Requirements: Gather all lines containing the string "nagy" and copy them out.
══ Provided information
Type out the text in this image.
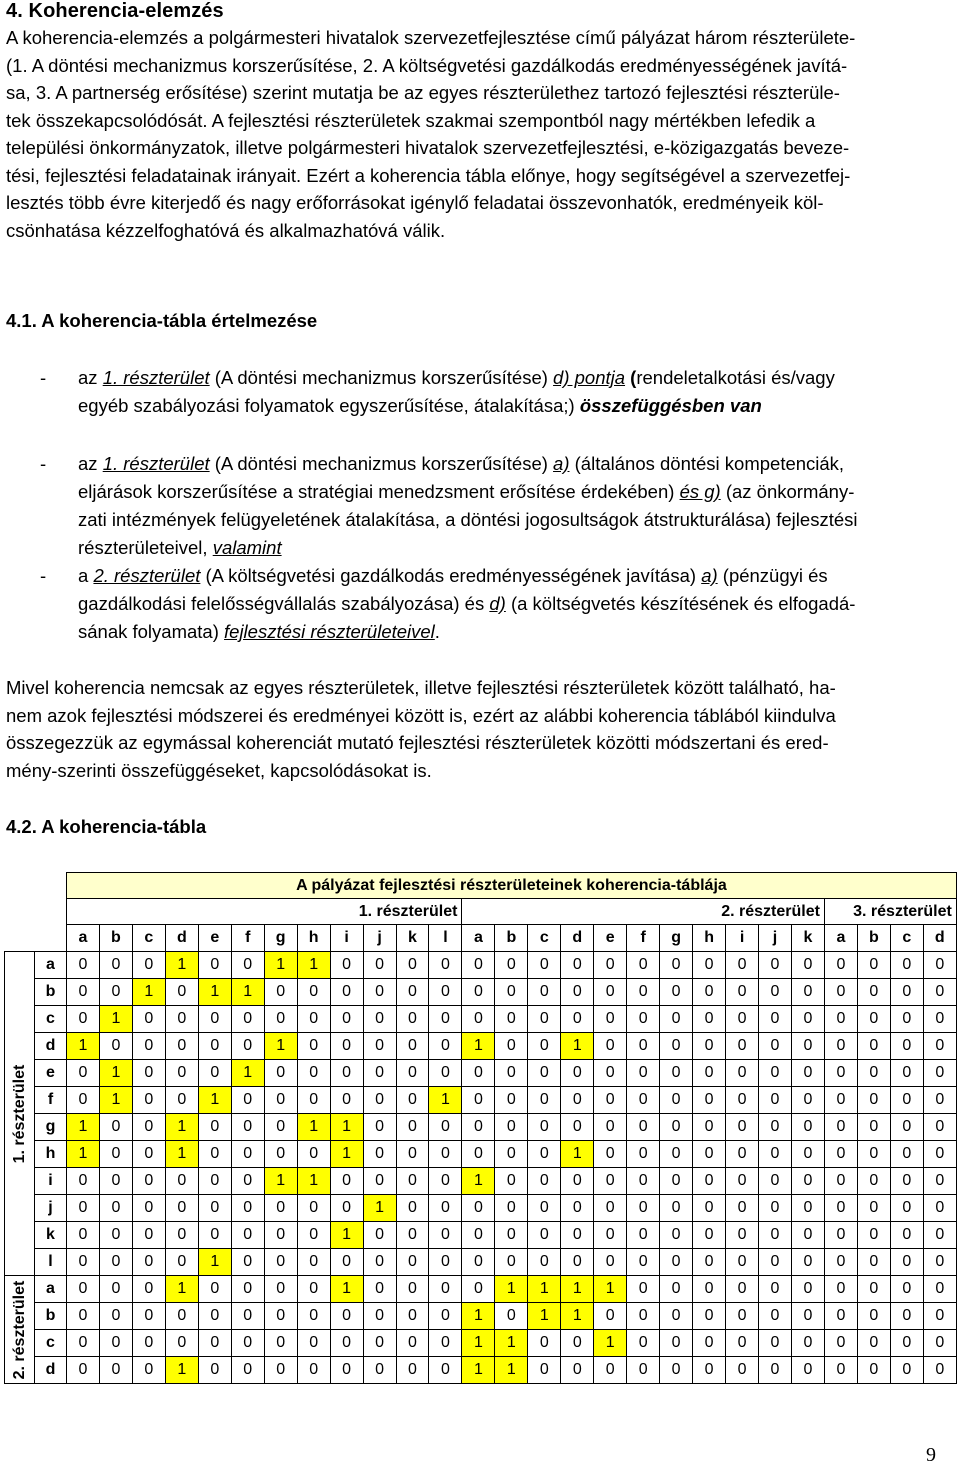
4. Koherencia-elemzés
A koherencia-elemzés a polgármesteri hivatalok szervezetfejlesztése című pályázat három részterülete-
(1. A döntési mechanizmus korszerűsítése, 2. A költségvetési gazdálkodás eredményességének javítá-
sa, 3. A partnerség erősítése) szerint mutatja be az egyes részterülethez tartozó fejlesztési részterüle-
tek összekapcsolódósát. A fejlesztési részterületek szakmai szempontból nagy mértékben lefedik a
települési önkormányzatok, illetve polgármesteri hivatalok szervezetfejlesztési, e-közigazgatás beveze-
tési, fejlesztési feladatainak irányait. Ezért a koherencia tábla előnye, hogy segítségével a szervezetfej-
lesztés több évre kiterjedő és nagy erőforrásokat igénylő feladatai összevonhatók, eredményeik köl-
csönhatása kézzelfoghatóvá és alkalmazhatóvá válik.
4.1. A koherencia-tábla értelmezése
- az 1. részterület (A döntési mechanizmus korszerűsítése) d) pontja (rendeletalkotási és/vagy
egyéb szabályozási folyamatok egyszerűsítése, átalakítása;) összefüggésben van
- az 1. részterület (A döntési mechanizmus korszerűsítése) a) (általános döntési kompetenciák,
eljárások korszerűsítése a stratégiai menedzsment erősítése érdekében) és g) (az önkormány-
zati intézmények felügyeletének átalakítása, a döntési jogosultságok átstrukturálása) fejlesztési
részterületeivel, valamint
- a 2. részterület (A költségvetési gazdálkodás eredményességének javítása) a) (pénzügyi és
gazdálkodási felelősségvállalás szabályozása) és d) (a költségvetés készítésének és elfogadá-
sának folyamata) fejlesztési részterületeivel.
Mivel koherencia nemcsak az egyes részterületek, illetve fejlesztési részterületek között található, ha-
nem azok fejlesztési módszerei és eredményei között is, ezért az alábbi koherencia táblából kiindulva
összegezzük az egymással koherenciát mutató fejlesztési részterületek közötti módszertani és ered-
mény-szerinti összefüggéseket, kapcsolódásokat is.
4.2. A koherencia-tábla
		A pályázat fejlesztési részterületeinek koherencia-táblája																										
		1. részterület												2. részterület											3. részterület			
		a	b	c	d	e	f	g	h	i	j	k	l	a	b	c	d	e	f	g	h	i	j	k	a	b	c	d

1. részterület	a	0	0	0	1	0	0	1	1	0	0	0	0	0	0	0	0	0	0	0	0	0	0	0	0	0	0	0
	b	0	0	1	0	1	1	0	0	0	0	0	0	0	0	0	0	0	0	0	0	0	0	0	0	0	0	0
	c	0	1	0	0	0	0	0	0	0	0	0	0	0	0	0	0	0	0	0	0	0	0	0	0	0	0	0
	d	1	0	0	0	0	0	1	0	0	0	0	0	1	0	0	1	0	0	0	0	0	0	0	0	0	0	0
	e	0	1	0	0	0	1	0	0	0	0	0	0	0	0	0	0	0	0	0	0	0	0	0	0	0	0	0
	f	0	1	0	0	1	0	0	0	0	0	0	1	0	0	0	0	0	0	0	0	0	0	0	0	0	0	0
	g	1	0	0	1	0	0	0	1	1	0	0	0	0	0	0	0	0	0	0	0	0	0	0	0	0	0	0
	h	1	0	0	1	0	0	0	0	1	0	0	0	0	0	0	1	0	0	0	0	0	0	0	0	0	0	0
	i	0	0	0	0	0	0	1	1	0	0	0	0	1	0	0	0	0	0	0	0	0	0	0	0	0	0	0
	j	0	0	0	0	0	0	0	0	0	1	0	0	0	0	0	0	0	0	0	0	0	0	0	0	0	0	0
	k	0	0	0	0	0	0	0	0	1	0	0	0	0	0	0	0	0	0	0	0	0	0	0	0	0	0	0
	l	0	0	0	0	1	0	0	0	0	0	0	0	0	0	0	0	0	0	0	0	0	0	0	0	0	0	0

2. részterület	a	0	0	0	1	0	0	0	0	1	0	0	0	0	1	1	1	1	0	0	0	0	0	0	0	0	0	0
	b	0	0	0	0	0	0	0	0	0	0	0	0	1	0	1	1	0	0	0	0	0	0	0	0	0	0	0
	c	0	0	0	0	0	0	0	0	0	0	0	0	1	1	0	0	1	0	0	0	0	0	0	0	0	0	0
	d	0	0	0	1	0	0	0	0	0	0	0	0	1	1	0	0	0	0	0	0	0	0	0	0	0	0	0
9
════
Solution for this exercise:
tek összekapcsolódósát. A fejlesztési részterületek szakmai szempontból nagy mértékben lefedik a
lesztés több évre kiterjedő és nagy erőforrásokat igénylő feladatai összevonhatók, eredményeik köl-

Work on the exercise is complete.